> _To be done_
Return every line below in which "this" appears.

[Data records]
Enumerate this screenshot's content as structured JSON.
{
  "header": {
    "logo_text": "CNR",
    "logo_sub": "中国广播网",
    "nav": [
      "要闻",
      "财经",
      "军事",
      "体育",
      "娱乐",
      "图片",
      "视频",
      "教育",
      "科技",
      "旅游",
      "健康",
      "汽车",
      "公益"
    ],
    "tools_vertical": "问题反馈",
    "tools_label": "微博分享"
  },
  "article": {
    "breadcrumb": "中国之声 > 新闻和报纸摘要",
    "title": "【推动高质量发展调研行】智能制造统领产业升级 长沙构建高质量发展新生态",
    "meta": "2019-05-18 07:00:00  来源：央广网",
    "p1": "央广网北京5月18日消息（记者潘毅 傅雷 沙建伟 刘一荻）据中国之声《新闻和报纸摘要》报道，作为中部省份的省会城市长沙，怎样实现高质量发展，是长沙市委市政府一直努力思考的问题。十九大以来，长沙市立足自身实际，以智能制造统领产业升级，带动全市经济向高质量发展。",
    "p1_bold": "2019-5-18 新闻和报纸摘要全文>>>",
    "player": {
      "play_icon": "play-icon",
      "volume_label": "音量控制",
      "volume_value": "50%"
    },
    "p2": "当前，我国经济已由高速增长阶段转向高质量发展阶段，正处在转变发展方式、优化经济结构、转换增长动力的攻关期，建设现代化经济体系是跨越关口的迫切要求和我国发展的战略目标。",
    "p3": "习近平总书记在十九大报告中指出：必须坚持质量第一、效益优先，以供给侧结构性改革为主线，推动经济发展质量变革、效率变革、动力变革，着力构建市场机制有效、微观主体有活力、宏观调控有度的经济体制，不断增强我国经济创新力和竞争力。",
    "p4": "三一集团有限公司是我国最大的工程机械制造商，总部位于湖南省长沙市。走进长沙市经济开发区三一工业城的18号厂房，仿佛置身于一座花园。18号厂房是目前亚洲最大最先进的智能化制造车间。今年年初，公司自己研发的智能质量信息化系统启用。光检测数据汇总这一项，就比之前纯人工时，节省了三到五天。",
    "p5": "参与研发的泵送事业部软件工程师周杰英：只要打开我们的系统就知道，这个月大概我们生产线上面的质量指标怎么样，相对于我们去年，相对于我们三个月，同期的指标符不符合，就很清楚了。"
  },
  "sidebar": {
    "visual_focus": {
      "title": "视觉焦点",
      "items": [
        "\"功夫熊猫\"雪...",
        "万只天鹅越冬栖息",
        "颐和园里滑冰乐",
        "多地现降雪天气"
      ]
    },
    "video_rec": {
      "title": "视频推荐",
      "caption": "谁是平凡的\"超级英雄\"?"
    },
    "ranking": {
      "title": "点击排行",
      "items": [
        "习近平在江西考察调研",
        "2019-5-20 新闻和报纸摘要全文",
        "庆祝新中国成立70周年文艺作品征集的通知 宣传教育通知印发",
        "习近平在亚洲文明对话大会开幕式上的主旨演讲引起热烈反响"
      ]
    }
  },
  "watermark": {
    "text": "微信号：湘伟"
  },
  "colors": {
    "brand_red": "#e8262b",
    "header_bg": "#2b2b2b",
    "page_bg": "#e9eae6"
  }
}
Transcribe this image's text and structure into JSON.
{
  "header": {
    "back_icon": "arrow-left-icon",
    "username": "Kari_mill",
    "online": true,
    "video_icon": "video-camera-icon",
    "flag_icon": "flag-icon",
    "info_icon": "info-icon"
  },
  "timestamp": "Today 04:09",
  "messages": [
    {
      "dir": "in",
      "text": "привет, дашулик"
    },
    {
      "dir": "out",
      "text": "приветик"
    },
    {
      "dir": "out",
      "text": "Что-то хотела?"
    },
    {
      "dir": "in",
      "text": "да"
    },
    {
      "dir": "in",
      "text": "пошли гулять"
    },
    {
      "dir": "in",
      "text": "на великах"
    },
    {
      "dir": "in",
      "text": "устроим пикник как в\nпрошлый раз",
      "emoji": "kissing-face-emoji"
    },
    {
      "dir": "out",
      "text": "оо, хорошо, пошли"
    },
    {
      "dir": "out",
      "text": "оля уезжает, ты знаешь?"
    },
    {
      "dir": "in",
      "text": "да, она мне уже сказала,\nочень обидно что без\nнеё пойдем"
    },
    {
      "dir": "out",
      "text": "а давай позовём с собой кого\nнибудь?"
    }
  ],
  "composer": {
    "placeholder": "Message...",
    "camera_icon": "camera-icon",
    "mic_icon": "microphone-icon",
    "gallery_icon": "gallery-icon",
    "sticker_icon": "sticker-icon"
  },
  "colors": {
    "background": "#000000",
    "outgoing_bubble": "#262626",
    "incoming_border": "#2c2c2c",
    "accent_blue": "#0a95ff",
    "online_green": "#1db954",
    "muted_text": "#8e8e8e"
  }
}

> _The answer_
Enumerate this screenshot's content as structured JSON.
Transcribe this image's text and structure into JSON.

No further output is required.